# Given task
Return the records that follow, matching each one exactly.

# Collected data
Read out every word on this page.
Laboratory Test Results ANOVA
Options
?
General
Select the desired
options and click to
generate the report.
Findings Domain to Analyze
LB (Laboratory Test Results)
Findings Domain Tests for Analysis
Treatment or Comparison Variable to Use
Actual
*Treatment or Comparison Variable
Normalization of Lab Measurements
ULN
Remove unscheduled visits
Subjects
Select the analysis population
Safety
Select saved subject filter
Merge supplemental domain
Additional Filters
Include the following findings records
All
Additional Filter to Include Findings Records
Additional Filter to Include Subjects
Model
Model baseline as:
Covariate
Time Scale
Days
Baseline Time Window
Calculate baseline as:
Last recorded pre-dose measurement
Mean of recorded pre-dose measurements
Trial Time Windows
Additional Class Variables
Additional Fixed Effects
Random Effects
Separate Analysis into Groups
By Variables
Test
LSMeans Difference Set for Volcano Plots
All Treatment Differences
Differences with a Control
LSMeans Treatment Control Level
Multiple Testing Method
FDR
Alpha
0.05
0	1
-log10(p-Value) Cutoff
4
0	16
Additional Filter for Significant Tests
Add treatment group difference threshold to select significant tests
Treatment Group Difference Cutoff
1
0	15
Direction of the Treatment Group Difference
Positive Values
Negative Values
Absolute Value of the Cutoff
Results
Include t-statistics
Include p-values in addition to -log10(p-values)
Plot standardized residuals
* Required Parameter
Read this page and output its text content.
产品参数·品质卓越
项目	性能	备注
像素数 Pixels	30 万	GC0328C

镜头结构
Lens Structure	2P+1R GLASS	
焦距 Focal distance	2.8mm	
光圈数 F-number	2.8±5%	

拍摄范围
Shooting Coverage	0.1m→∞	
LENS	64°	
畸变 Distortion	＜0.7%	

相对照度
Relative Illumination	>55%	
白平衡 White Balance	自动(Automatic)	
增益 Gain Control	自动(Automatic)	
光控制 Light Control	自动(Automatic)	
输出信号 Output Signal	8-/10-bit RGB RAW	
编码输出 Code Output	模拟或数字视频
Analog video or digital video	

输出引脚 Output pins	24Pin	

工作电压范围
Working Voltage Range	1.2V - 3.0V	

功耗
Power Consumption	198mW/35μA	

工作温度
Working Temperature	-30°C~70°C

# Task response
Read out every word on this page.
Laboratory Test Results ANOVA
Options
?
General
Select the desired
options and click to
generate the report.
Findings Domain to Analyze
LB (Laboratory Test Results)
Findings Domain Tests for Analysis
Treatment or Comparison Variable to Use
Actual
*Treatment or Comparison Variable
Normalization of Lab Measurements
ULN
Remove unscheduled visits
Subjects
Select the analysis population
Safety
Select saved subject filter
Merge supplemental domain
Additional Filters
Include the following findings records
All
Additional Filter to Include Findings Records
Additional Filter to Include Subjects
Model
Model baseline as:
Covariate
Time Scale
Days
Baseline Time Window
Calculate baseline as:
Last recorded pre-dose measurement
Mean of recorded pre-dose measurements
Trial Time Windows
Additional Class Variables
Additional Fixed Effects
Random Effects
Separate Analysis into Groups
By Variables
Test
LSMeans Difference Set for Volcano Plots
All Treatment Differences
Differences with a Control
LSMeans Treatment Control Level
Multiple Testing Method
FDR
Alpha
0.05
0	1
-log10(p-Value) Cutoff
4
0	16
Additional Filter for Significant Tests
Add treatment group difference threshold to select significant tests
Treatment Group Difference Cutoff
1
0	15
Direction of the Treatment Group Difference
Positive Values
Negative Values
Absolute Value of the Cutoff
Results
Include t-statistics
Include p-values in addition to -log10(p-values)
Plot standardized residuals
* Required Parameter
Read this page and output its text content.
产品参数·品质卓越
项目	性能	备注
像素数 Pixels	30 万	GC0328C

镜头结构
Lens Structure	2P+1R GLASS	
焦距 Focal distance	2.8mm	
光圈数 F-number	2.8±5%	

拍摄范围
Shooting Coverage	0.1m→∞	
LENS	64°	
畸变 Distortion	＜0.7%	

相对照度
Relative Illumination	>55%	
白平衡 White Balance	自动(Automatic)	
增益 Gain Control	自动(Automatic)	
光控制 Light Control	自动(Automatic)	
输出信号 Output Signal	8-/10-bit RGB RAW	
编码输出 Code Output	模拟或数字视频
Analog video or digital video	

输出引脚 Output pins	24Pin	

工作电压范围
Working Voltage Range	1.2V - 3.0V	

功耗
Power Consumption	198mW/35μA	

工作温度
Working Temperature	-30°C~70°C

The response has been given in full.